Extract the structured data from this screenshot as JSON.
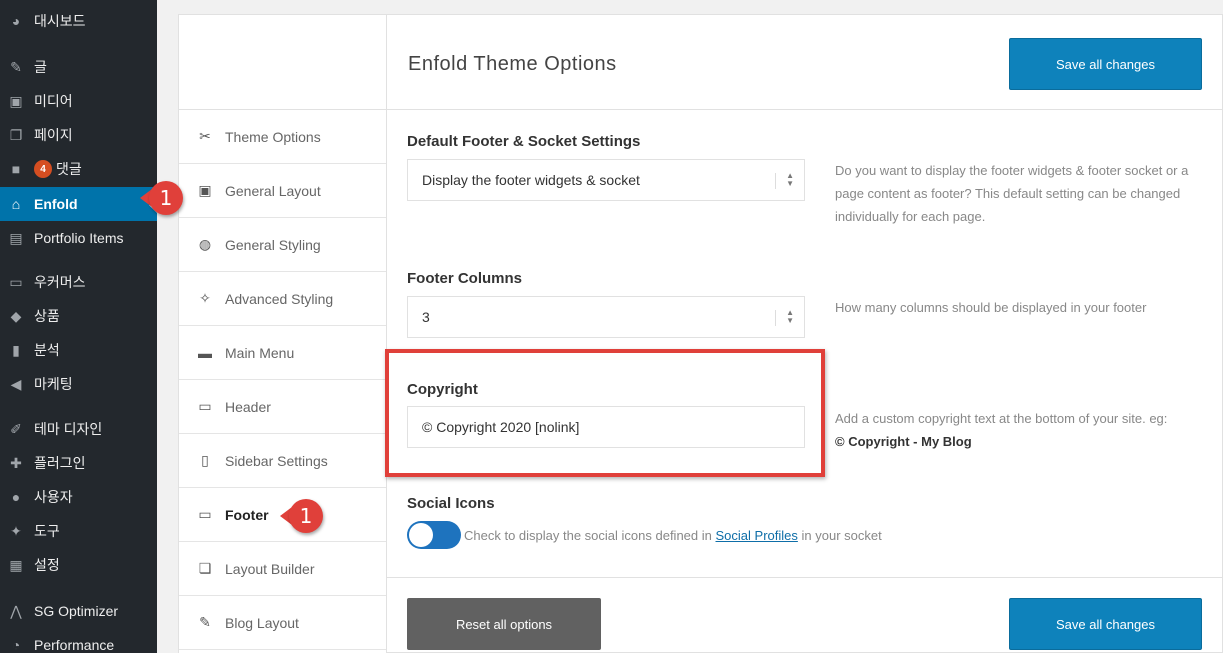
{
  "wp_menu": [
    {
      "label": "대시보드",
      "icon": "dashboard-icon",
      "glyph": "◕"
    },
    {
      "label": "글",
      "icon": "pin-icon",
      "glyph": "✎"
    },
    {
      "label": "미디어",
      "icon": "media-icon",
      "glyph": "▣"
    },
    {
      "label": "페이지",
      "icon": "page-icon",
      "glyph": "❐"
    },
    {
      "label": "댓글",
      "icon": "comment-icon",
      "glyph": "■",
      "badge": "4"
    },
    {
      "label": "Enfold",
      "icon": "home-icon",
      "glyph": "⌂",
      "active": true
    },
    {
      "label": "Portfolio Items",
      "icon": "portfolio-icon",
      "glyph": "▤"
    },
    {
      "label": "우커머스",
      "icon": "woo-icon",
      "glyph": "▭"
    },
    {
      "label": "상품",
      "icon": "product-icon",
      "glyph": "◆"
    },
    {
      "label": "분석",
      "icon": "analytics-icon",
      "glyph": "▮"
    },
    {
      "label": "마케팅",
      "icon": "megaphone-icon",
      "glyph": "◀"
    },
    {
      "label": "테마 디자인",
      "icon": "brush-icon",
      "glyph": "✐"
    },
    {
      "label": "플러그인",
      "icon": "plugin-icon",
      "glyph": "✚"
    },
    {
      "label": "사용자",
      "icon": "user-icon",
      "glyph": "●"
    },
    {
      "label": "도구",
      "icon": "wrench-icon",
      "glyph": "✦"
    },
    {
      "label": "설정",
      "icon": "settings-icon",
      "glyph": "▦"
    },
    {
      "label": "SG Optimizer",
      "icon": "sg-optimizer-icon",
      "glyph": "⋀"
    },
    {
      "label": "Performance",
      "icon": "performance-icon",
      "glyph": "◔"
    }
  ],
  "callout_number": "1",
  "theme_options": {
    "title": "Enfold Theme Options",
    "save_label": "Save all changes",
    "reset_label": "Reset all options",
    "nav": [
      {
        "label": "Theme Options",
        "icon": "tools-icon",
        "glyph": "✂"
      },
      {
        "label": "General Layout",
        "icon": "layout-icon",
        "glyph": "▣"
      },
      {
        "label": "General Styling",
        "icon": "palette-icon",
        "glyph": "◍"
      },
      {
        "label": "Advanced Styling",
        "icon": "magic-wand-icon",
        "glyph": "✧"
      },
      {
        "label": "Main Menu",
        "icon": "menu-bar-icon",
        "glyph": "▬"
      },
      {
        "label": "Header",
        "icon": "header-icon",
        "glyph": "▭"
      },
      {
        "label": "Sidebar Settings",
        "icon": "sidebar-icon",
        "glyph": "▯"
      },
      {
        "label": "Footer",
        "icon": "footer-icon",
        "glyph": "▭",
        "active": true
      },
      {
        "label": "Layout Builder",
        "icon": "layers-icon",
        "glyph": "❏"
      },
      {
        "label": "Blog Layout",
        "icon": "edit-icon",
        "glyph": "✎"
      }
    ],
    "fields": {
      "footer_settings": {
        "label": "Default Footer & Socket Settings",
        "value": "Display the footer widgets & socket",
        "desc": "Do you want to display the footer widgets & footer socket or a page content as footer? This default setting can be changed individually for each page."
      },
      "footer_columns": {
        "label": "Footer Columns",
        "value": "3",
        "desc": "How many columns should be displayed in your footer"
      },
      "copyright": {
        "label": "Copyright",
        "value": "© Copyright 2020 [nolink]",
        "desc": "Add a custom copyright text at the bottom of your site. eg:",
        "desc_example": "© Copyright - My Blog"
      },
      "social_icons": {
        "label": "Social Icons",
        "desc_before": "Check to display the social icons defined in",
        "desc_link": "Social Profiles",
        "desc_after": "in your socket",
        "enabled": true
      }
    }
  },
  "colors": {
    "sidebar_bg": "#23282d",
    "active_blue": "#0073aa",
    "button_blue": "#0e82bb",
    "highlight_red": "#e0403a"
  }
}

▶ **Directions for this task**:
Pictures don't belong in the copy. Transcribe every record exactly as it appears.

▶ **Full answer**:
Extract the structured data from this screenshot as JSON.
{
  "wp_menu": [
    {
      "label": "대시보드",
      "icon": "dashboard-icon",
      "glyph": "◕"
    },
    {
      "label": "글",
      "icon": "pin-icon",
      "glyph": "✎"
    },
    {
      "label": "미디어",
      "icon": "media-icon",
      "glyph": "▣"
    },
    {
      "label": "페이지",
      "icon": "page-icon",
      "glyph": "❐"
    },
    {
      "label": "댓글",
      "icon": "comment-icon",
      "glyph": "■",
      "badge": "4"
    },
    {
      "label": "Enfold",
      "icon": "home-icon",
      "glyph": "⌂",
      "active": true
    },
    {
      "label": "Portfolio Items",
      "icon": "portfolio-icon",
      "glyph": "▤"
    },
    {
      "label": "우커머스",
      "icon": "woo-icon",
      "glyph": "▭"
    },
    {
      "label": "상품",
      "icon": "product-icon",
      "glyph": "◆"
    },
    {
      "label": "분석",
      "icon": "analytics-icon",
      "glyph": "▮"
    },
    {
      "label": "마케팅",
      "icon": "megaphone-icon",
      "glyph": "◀"
    },
    {
      "label": "테마 디자인",
      "icon": "brush-icon",
      "glyph": "✐"
    },
    {
      "label": "플러그인",
      "icon": "plugin-icon",
      "glyph": "✚"
    },
    {
      "label": "사용자",
      "icon": "user-icon",
      "glyph": "●"
    },
    {
      "label": "도구",
      "icon": "wrench-icon",
      "glyph": "✦"
    },
    {
      "label": "설정",
      "icon": "settings-icon",
      "glyph": "▦"
    },
    {
      "label": "SG Optimizer",
      "icon": "sg-optimizer-icon",
      "glyph": "⋀"
    },
    {
      "label": "Performance",
      "icon": "performance-icon",
      "glyph": "◔"
    }
  ],
  "callout_number": "1",
  "theme_options": {
    "title": "Enfold Theme Options",
    "save_label": "Save all changes",
    "reset_label": "Reset all options",
    "nav": [
      {
        "label": "Theme Options",
        "icon": "tools-icon",
        "glyph": "✂"
      },
      {
        "label": "General Layout",
        "icon": "layout-icon",
        "glyph": "▣"
      },
      {
        "label": "General Styling",
        "icon": "palette-icon",
        "glyph": "◍"
      },
      {
        "label": "Advanced Styling",
        "icon": "magic-wand-icon",
        "glyph": "✧"
      },
      {
        "label": "Main Menu",
        "icon": "menu-bar-icon",
        "glyph": "▬"
      },
      {
        "label": "Header",
        "icon": "header-icon",
        "glyph": "▭"
      },
      {
        "label": "Sidebar Settings",
        "icon": "sidebar-icon",
        "glyph": "▯"
      },
      {
        "label": "Footer",
        "icon": "footer-icon",
        "glyph": "▭",
        "active": true
      },
      {
        "label": "Layout Builder",
        "icon": "layers-icon",
        "glyph": "❏"
      },
      {
        "label": "Blog Layout",
        "icon": "edit-icon",
        "glyph": "✎"
      }
    ],
    "fields": {
      "footer_settings": {
        "label": "Default Footer & Socket Settings",
        "value": "Display the footer widgets & socket",
        "desc": "Do you want to display the footer widgets & footer socket or a page content as footer? This default setting can be changed individually for each page."
      },
      "footer_columns": {
        "label": "Footer Columns",
        "value": "3",
        "desc": "How many columns should be displayed in your footer"
      },
      "copyright": {
        "label": "Copyright",
        "value": "© Copyright 2020 [nolink]",
        "desc": "Add a custom copyright text at the bottom of your site. eg:",
        "desc_example": "© Copyright - My Blog"
      },
      "social_icons": {
        "label": "Social Icons",
        "desc_before": "Check to display the social icons defined in",
        "desc_link": "Social Profiles",
        "desc_after": "in your socket",
        "enabled": true
      }
    }
  },
  "colors": {
    "sidebar_bg": "#23282d",
    "active_blue": "#0073aa",
    "button_blue": "#0e82bb",
    "highlight_red": "#e0403a"
  }
}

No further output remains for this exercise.